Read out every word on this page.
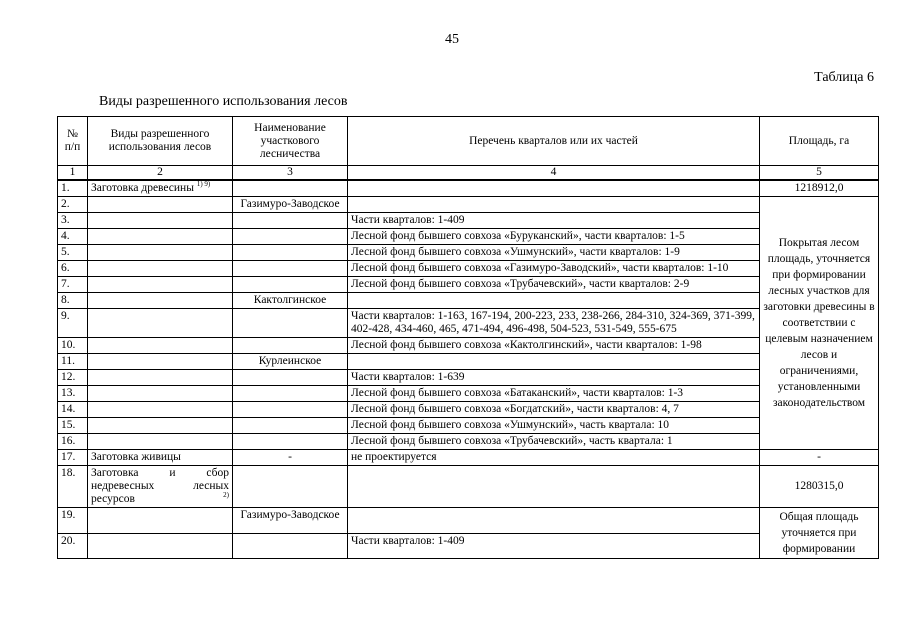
45
Таблица 6
Виды разрешенного использования лесов
№ п/п	Виды разрешенного использования лесов	Наименование участкового лесничества	Перечень кварталов или их частей	Площадь, га
1	2	3	4	5
1.	Заготовка древесины $^{1) 9)}$			1218912,0
2.		Газимуро-Заводское		Покрытая лесом площадь, уточняется при формировании лесных участков для заготовки древесины в соответствии с целевым назначением лесов и ограничениями, установленными законодательством
3.			Части кварталов: 1-409	
4.			Лесной фонд бывшего совхоза «Буруканский», части кварталов: 1-5	
5.			Лесной фонд бывшего совхоза «Ушмунский», части кварталов: 1-9	
6.			Лесной фонд бывшего совхоза «Газимуро-Заводский», части кварталов: 1-10	
7.			Лесной фонд бывшего совхоза «Трубачевский», части кварталов: 2-9	
8.		Кактолгинское		
9.			Части кварталов: 1-163, 167-194, 200-223, 233, 238-266, 284-310, 324-369, 371-399, 402-428, 434-460, 465, 471-494, 496-498, 504-523, 531-549, 555-675	
10.			Лесной фонд бывшего совхоза «Кактолгинский», части кварталов: 1-98	
11.		Курлеинское		
12.			Части кварталов: 1-639	
13.			Лесной фонд бывшего совхоза «Батаканский», части кварталов: 1-3	
14.			Лесной фонд бывшего совхоза «Богдатский», части кварталов: 4, 7	
15.			Лесной фонд бывшего совхоза «Ушмунский», часть квартала: 10	
16.			Лесной фонд бывшего совхоза «Трубачевский», часть квартала: 1	
17.	Заготовка живицы	-	не проектируется	-
18.	Заготовка и сбор недревесных лесных ресурсов $^{2)}$			1280315,0
19.		Газимуро-Заводское		Общая площадь уточняется при формировании
20.			Части кварталов: 1-409	
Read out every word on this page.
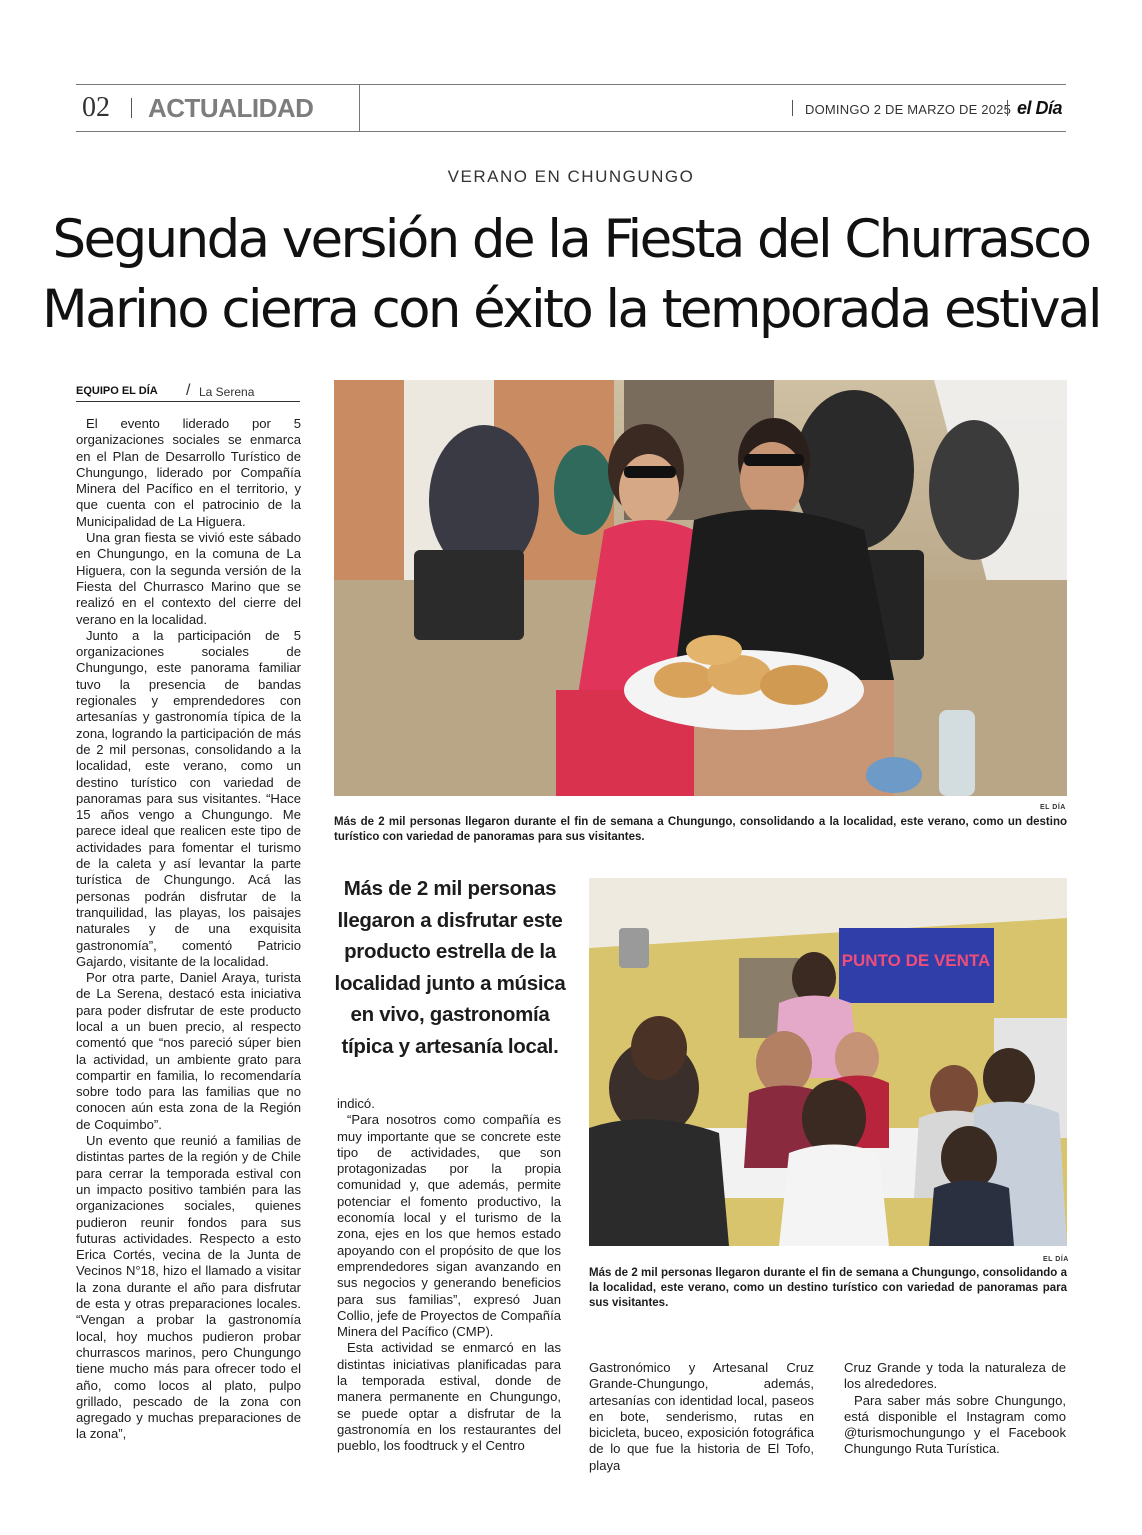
02 ACTUALIDAD	DOMINGO 2 DE MARZO DE 2025 el Día
VERANO EN CHUNGUNGO
Segunda versión de la Fiesta del Churrasco
Marino cierra con éxito la temporada estival
EQUIPO EL DÍA / La Serena

El evento liderado por 5 organizaciones sociales se enmarca en el Plan de Desarrollo Turístico de Chungungo, liderado por Compañía Minera del Pacífico en el territorio, y que cuenta con el patrocinio de la Municipalidad de La Higuera.

Una gran fiesta se vivió este sábado en Chungungo, en la comuna de La Higuera, con la segunda versión de la Fiesta del Churrasco Marino que se realizó en el contexto del cierre del verano en la localidad.

Junto a la participación de 5 organizaciones sociales de Chungungo, este panorama familiar tuvo la presencia de bandas regionales y emprendedores con artesanías y gastronomía típica de la zona, logrando la participación de más de 2 mil personas, consolidando a la localidad, este verano, como un destino turístico con variedad de panoramas para sus visitantes. “Hace 15 años vengo a Chungungo. Me parece ideal que realicen este tipo de actividades para fomentar el turismo de la caleta y así levantar la parte turística de Chungungo. Acá las personas podrán disfrutar de la tranquilidad, las playas, los paisajes naturales y de una exquisita gastronomía”, comentó Patricio Gajardo, visitante de la localidad.

Por otra parte, Daniel Araya, turista de La Serena, destacó esta iniciativa para poder disfrutar de este producto local a un buen precio, al respecto comentó que “nos pareció súper bien la actividad, un ambiente grato para compartir en familia, lo recomendaría sobre todo para las familias que no conocen aún esta zona de la Región de Coquimbo”.

Un evento que reunió a familias de distintas partes de la región y de Chile para cerrar la temporada estival con un impacto positivo también para las organizaciones sociales, quienes pudieron reunir fondos para sus futuras actividades. Respecto a esto Erica Cortés, vecina de la Junta de Vecinos N°18, hizo el llamado a visitar la zona durante el año para disfrutar de esta y otras preparaciones locales. “Vengan a probar la gastronomía local, hoy muchos pudieron probar churrascos marinos, pero Chungungo tiene mucho más para ofrecer todo el año, como locos al plato, pulpo grillado, pescado de la zona con agregado y muchas preparaciones de la zona”,

EL DÍA
Más de 2 mil personas llegaron durante el fin de semana a Chungungo, consolidando a la localidad, este verano, como un destino turístico con variedad de panoramas para sus visitantes.
Más de 2 mil personas llegaron a disfrutar este producto estrella de la localidad junto a música en vivo, gastronomía típica y artesanía local.

indicó.

“Para nosotros como compañía es muy importante que se concrete este tipo de actividades, que son protagonizadas por la propia comunidad y, que además, permite potenciar el fomento productivo, la economía local y el turismo de la zona, ejes en los que hemos estado apoyando con el propósito de que los emprendedores sigan avanzando en sus negocios y generando beneficios para sus familias”, expresó Juan Collio, jefe de Proyectos de Compañía Minera del Pacífico (CMP).

Esta actividad se enmarcó en las distintas iniciativas planificadas para la temporada estival, donde de manera permanente en Chungungo, se puede optar a disfrutar de la gastronomía en los restaurantes del pueblo, los foodtruck y el Centro

PUNTO DE VENTA
EL DÍA
Más de 2 mil personas llegaron durante el fin de semana a Chungungo, consolidando a la localidad, este verano, como un destino turístico con variedad de panoramas para sus visitantes.

Gastronómico y Artesanal Cruz Grande-Chungungo, además, artesanías con identidad local, paseos en bote, senderismo, rutas en bicicleta, buceo, exposición fotográfica de lo que fue la historia de El Tofo, playa

Cruz Grande y toda la naturaleza de los alrededores.

Para saber más sobre Chungungo, está disponible el Instagram como @turismochungungo y el Facebook Chungungo Ruta Turística.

====

▶ [What the task asks] Retype the entries word for word. Omit any images.

▶ [Finished task]
Read out every word on this page.
45
Таблица 6
Виды разрешенного использования лесов
№ п/п	Виды разрешенного использования лесов	Наименование участкового лесничества	Перечень кварталов или их частей	Площадь, га
1	2	3	4	5
1.	Заготовка древесины $^{1) 9)}$			1218912,0
2.		Газимуро-Заводское		Покрытая лесом площадь, уточняется при формировании лесных участков для заготовки древесины в соответствии с целевым назначением лесов и ограничениями, установленными законодательством
3.			Части кварталов: 1-409	
4.			Лесной фонд бывшего совхоза «Буруканский», части кварталов: 1-5	
5.			Лесной фонд бывшего совхоза «Ушмунский», части кварталов: 1-9	
6.			Лесной фонд бывшего совхоза «Газимуро-Заводский», части кварталов: 1-10	
7.			Лесной фонд бывшего совхоза «Трубачевский», части кварталов: 2-9	
8.		Кактолгинское		
9.			Части кварталов: 1-163, 167-194, 200-223, 233, 238-266, 284-310, 324-369, 371-399, 402-428, 434-460, 465, 471-494, 496-498, 504-523, 531-549, 555-675	
10.			Лесной фонд бывшего совхоза «Кактолгинский», части кварталов: 1-98	
11.		Курлеинское		
12.			Части кварталов: 1-639	
13.			Лесной фонд бывшего совхоза «Батаканский», части кварталов: 1-3	
14.			Лесной фонд бывшего совхоза «Богдатский», части кварталов: 4, 7	
15.			Лесной фонд бывшего совхоза «Ушмунский», часть квартала: 10	
16.			Лесной фонд бывшего совхоза «Трубачевский», часть квартала: 1	
17.	Заготовка живицы	-	не проектируется	-
18.	Заготовка и сбор недревесных лесных ресурсов $^{2)}$			1280315,0
19.		Газимуро-Заводское		Общая площадь уточняется при формировании
20.			Части кварталов: 1-409	
Read out every word on this page.
02 ACTUALIDAD	DOMINGO 2 DE MARZO DE 2025 el Día
VERANO EN CHUNGUNGO
Segunda versión de la Fiesta del Churrasco
Marino cierra con éxito la temporada estival
EQUIPO EL DÍA / La Serena

El evento liderado por 5 organizaciones sociales se enmarca en el Plan de Desarrollo Turístico de Chungungo, liderado por Compañía Minera del Pacífico en el territorio, y que cuenta con el patrocinio de la Municipalidad de La Higuera.

Una gran fiesta se vivió este sábado en Chungungo, en la comuna de La Higuera, con la segunda versión de la Fiesta del Churrasco Marino que se realizó en el contexto del cierre del verano en la localidad.

Junto a la participación de 5 organizaciones sociales de Chungungo, este panorama familiar tuvo la presencia de bandas regionales y emprendedores con artesanías y gastronomía típica de la zona, logrando la participación de más de 2 mil personas, consolidando a la localidad, este verano, como un destino turístico con variedad de panoramas para sus visitantes. “Hace 15 años vengo a Chungungo. Me parece ideal que realicen este tipo de actividades para fomentar el turismo de la caleta y así levantar la parte turística de Chungungo. Acá las personas podrán disfrutar de la tranquilidad, las playas, los paisajes naturales y de una exquisita gastronomía”, comentó Patricio Gajardo, visitante de la localidad.

Por otra parte, Daniel Araya, turista de La Serena, destacó esta iniciativa para poder disfrutar de este producto local a un buen precio, al respecto comentó que “nos pareció súper bien la actividad, un ambiente grato para compartir en familia, lo recomendaría sobre todo para las familias que no conocen aún esta zona de la Región de Coquimbo”.

Un evento que reunió a familias de distintas partes de la región y de Chile para cerrar la temporada estival con un impacto positivo también para las organizaciones sociales, quienes pudieron reunir fondos para sus futuras actividades. Respecto a esto Erica Cortés, vecina de la Junta de Vecinos N°18, hizo el llamado a visitar la zona durante el año para disfrutar de esta y otras preparaciones locales. “Vengan a probar la gastronomía local, hoy muchos pudieron probar churrascos marinos, pero Chungungo tiene mucho más para ofrecer todo el año, como locos al plato, pulpo grillado, pescado de la zona con agregado y muchas preparaciones de la zona”,

EL DÍA
Más de 2 mil personas llegaron durante el fin de semana a Chungungo, consolidando a la localidad, este verano, como un destino turístico con variedad de panoramas para sus visitantes.
Más de 2 mil personas llegaron a disfrutar este producto estrella de la localidad junto a música en vivo, gastronomía típica y artesanía local.

indicó.

“Para nosotros como compañía es muy importante que se concrete este tipo de actividades, que son protagonizadas por la propia comunidad y, que además, permite potenciar el fomento productivo, la economía local y el turismo de la zona, ejes en los que hemos estado apoyando con el propósito de que los emprendedores sigan avanzando en sus negocios y generando beneficios para sus familias”, expresó Juan Collio, jefe de Proyectos de Compañía Minera del Pacífico (CMP).

Esta actividad se enmarcó en las distintas iniciativas planificadas para la temporada estival, donde de manera permanente en Chungungo, se puede optar a disfrutar de la gastronomía en los restaurantes del pueblo, los foodtruck y el Centro

PUNTO DE VENTA
EL DÍA
Más de 2 mil personas llegaron durante el fin de semana a Chungungo, consolidando a la localidad, este verano, como un destino turístico con variedad de panoramas para sus visitantes.

Gastronómico y Artesanal Cruz Grande-Chungungo, además, artesanías con identidad local, paseos en bote, senderismo, rutas en bicicleta, buceo, exposición fotográfica de lo que fue la historia de El Tofo, playa

Cruz Grande y toda la naturaleza de los alrededores.

Para saber más sobre Chungungo, está disponible el Instagram como @turismochungungo y el Facebook Chungungo Ruta Turística.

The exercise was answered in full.